Given request: Answer with one number only: the number of lines that contain "xlabel".

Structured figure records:

════════════════════

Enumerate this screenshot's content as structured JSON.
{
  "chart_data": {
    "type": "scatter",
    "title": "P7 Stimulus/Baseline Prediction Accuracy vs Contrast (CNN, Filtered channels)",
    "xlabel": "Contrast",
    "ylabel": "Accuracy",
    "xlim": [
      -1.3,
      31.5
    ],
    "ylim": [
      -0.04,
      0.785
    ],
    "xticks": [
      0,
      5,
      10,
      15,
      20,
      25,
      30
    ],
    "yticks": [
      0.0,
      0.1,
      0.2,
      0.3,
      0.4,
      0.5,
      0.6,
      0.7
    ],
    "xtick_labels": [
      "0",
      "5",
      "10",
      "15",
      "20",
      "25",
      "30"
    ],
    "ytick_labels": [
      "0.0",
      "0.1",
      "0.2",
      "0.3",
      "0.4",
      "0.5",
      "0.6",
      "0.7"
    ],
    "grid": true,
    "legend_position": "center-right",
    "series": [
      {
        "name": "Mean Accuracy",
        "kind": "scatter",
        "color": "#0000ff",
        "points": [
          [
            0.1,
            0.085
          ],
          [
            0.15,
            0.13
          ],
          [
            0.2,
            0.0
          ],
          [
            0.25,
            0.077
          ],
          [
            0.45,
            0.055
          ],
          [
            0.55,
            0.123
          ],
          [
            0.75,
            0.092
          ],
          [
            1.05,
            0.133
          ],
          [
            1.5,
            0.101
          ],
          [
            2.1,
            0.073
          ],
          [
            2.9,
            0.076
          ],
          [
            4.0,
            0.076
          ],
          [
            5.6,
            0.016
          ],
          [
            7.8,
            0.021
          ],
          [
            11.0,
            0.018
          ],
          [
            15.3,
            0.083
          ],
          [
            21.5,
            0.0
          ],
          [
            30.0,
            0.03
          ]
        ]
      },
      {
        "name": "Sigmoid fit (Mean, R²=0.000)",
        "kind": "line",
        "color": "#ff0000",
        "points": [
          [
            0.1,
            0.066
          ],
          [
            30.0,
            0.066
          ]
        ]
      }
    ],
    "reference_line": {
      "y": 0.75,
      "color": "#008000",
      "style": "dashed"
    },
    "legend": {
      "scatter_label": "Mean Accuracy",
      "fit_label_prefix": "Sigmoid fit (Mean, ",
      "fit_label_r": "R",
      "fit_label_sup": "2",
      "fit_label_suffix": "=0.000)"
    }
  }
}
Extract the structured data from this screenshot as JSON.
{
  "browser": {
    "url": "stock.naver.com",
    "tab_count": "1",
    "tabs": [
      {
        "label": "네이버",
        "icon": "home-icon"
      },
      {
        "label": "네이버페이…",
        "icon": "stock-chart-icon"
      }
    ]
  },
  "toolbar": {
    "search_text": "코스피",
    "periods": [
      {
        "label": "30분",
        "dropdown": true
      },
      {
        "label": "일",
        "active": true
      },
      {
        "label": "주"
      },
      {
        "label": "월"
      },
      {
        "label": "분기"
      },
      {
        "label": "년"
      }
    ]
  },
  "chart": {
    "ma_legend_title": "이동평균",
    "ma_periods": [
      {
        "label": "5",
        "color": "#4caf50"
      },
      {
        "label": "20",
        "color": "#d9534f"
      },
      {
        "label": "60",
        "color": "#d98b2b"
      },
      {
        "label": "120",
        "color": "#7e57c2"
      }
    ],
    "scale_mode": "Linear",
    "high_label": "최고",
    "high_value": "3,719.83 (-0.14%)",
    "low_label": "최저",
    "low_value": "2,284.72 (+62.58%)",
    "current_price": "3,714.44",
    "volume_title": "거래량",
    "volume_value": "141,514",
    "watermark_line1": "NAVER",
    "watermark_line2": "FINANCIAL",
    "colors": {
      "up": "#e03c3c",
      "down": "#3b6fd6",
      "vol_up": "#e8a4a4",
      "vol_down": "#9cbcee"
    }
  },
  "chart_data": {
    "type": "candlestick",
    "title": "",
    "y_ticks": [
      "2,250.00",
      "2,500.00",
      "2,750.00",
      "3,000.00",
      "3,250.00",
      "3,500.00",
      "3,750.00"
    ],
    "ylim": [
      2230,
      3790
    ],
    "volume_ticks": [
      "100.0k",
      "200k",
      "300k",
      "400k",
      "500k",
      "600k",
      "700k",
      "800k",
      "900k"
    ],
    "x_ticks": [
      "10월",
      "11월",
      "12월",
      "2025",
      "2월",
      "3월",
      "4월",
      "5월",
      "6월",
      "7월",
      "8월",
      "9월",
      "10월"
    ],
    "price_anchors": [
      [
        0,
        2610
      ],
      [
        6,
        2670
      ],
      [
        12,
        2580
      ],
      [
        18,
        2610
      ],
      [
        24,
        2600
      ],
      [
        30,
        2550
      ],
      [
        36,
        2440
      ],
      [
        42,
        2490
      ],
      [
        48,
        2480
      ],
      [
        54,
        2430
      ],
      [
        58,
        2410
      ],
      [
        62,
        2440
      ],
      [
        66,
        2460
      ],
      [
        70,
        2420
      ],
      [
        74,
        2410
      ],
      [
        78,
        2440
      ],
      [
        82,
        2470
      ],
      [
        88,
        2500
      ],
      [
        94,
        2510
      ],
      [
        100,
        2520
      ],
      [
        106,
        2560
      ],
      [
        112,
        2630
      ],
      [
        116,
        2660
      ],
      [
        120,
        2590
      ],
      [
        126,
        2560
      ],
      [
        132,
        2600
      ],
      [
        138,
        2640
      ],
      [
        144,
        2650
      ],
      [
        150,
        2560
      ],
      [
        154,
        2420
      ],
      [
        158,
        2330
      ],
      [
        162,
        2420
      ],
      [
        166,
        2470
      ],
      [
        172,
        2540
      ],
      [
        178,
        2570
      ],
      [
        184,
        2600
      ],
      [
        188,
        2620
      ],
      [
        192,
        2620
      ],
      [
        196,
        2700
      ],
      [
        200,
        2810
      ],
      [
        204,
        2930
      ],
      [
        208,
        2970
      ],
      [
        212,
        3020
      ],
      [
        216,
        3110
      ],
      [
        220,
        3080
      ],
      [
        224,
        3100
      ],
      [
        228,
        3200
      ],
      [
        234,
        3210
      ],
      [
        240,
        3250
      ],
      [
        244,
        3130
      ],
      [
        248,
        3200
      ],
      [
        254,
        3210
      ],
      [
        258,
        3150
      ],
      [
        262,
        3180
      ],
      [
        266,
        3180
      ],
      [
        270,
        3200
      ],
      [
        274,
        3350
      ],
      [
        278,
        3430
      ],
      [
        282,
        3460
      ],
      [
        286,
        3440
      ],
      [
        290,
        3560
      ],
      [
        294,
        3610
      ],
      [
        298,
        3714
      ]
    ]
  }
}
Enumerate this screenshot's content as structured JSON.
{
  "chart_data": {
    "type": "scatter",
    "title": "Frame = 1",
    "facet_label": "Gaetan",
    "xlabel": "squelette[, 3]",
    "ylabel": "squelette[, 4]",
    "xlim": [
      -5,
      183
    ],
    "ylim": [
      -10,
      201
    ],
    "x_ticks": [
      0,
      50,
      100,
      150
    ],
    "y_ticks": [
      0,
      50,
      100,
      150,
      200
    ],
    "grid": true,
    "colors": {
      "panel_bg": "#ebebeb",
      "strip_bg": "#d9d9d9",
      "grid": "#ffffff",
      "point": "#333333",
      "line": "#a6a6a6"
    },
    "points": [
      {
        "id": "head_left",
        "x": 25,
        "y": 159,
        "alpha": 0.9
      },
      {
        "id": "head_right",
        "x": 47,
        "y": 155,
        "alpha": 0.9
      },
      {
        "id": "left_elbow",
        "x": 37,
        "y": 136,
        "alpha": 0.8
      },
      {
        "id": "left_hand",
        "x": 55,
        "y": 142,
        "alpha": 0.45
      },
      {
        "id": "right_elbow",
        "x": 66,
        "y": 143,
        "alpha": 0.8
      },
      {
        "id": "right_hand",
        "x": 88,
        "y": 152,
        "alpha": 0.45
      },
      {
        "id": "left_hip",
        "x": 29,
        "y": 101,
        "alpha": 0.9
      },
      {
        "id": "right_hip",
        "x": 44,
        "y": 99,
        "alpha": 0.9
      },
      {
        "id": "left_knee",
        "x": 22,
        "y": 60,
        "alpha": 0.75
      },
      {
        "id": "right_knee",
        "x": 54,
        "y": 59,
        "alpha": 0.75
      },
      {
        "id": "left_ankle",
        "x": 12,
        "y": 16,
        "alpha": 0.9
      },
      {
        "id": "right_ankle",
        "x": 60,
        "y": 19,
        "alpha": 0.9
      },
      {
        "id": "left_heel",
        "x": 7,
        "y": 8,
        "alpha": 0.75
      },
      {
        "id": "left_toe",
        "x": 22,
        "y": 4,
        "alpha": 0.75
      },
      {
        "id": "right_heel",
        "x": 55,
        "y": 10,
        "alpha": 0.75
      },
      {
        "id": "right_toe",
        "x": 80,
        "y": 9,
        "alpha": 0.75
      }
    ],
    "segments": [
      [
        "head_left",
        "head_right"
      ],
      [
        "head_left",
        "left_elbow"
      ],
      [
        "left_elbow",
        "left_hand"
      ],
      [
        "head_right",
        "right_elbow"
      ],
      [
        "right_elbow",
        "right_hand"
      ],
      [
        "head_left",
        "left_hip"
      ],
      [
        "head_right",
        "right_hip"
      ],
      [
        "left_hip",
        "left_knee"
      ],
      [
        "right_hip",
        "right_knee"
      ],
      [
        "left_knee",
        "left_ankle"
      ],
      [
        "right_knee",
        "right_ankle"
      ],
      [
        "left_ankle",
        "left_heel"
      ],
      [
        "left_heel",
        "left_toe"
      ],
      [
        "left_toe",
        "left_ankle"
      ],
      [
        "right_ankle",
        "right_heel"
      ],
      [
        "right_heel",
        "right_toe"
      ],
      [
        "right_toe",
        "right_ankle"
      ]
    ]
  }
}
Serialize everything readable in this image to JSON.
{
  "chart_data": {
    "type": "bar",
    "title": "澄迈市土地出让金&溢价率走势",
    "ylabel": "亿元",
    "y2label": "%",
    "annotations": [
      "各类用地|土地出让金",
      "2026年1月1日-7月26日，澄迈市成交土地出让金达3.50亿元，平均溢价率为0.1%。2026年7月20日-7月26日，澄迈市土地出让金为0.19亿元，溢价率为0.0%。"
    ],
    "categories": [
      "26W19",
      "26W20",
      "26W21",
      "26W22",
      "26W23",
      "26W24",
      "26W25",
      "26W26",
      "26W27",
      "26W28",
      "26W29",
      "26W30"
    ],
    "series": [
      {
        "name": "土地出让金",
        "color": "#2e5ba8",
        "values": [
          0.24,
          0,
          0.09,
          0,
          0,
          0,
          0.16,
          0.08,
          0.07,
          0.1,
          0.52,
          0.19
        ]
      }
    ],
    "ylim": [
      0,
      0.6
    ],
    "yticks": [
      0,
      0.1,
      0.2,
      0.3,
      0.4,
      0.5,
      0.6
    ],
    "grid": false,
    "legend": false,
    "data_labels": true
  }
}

════════════════════

Solution: 2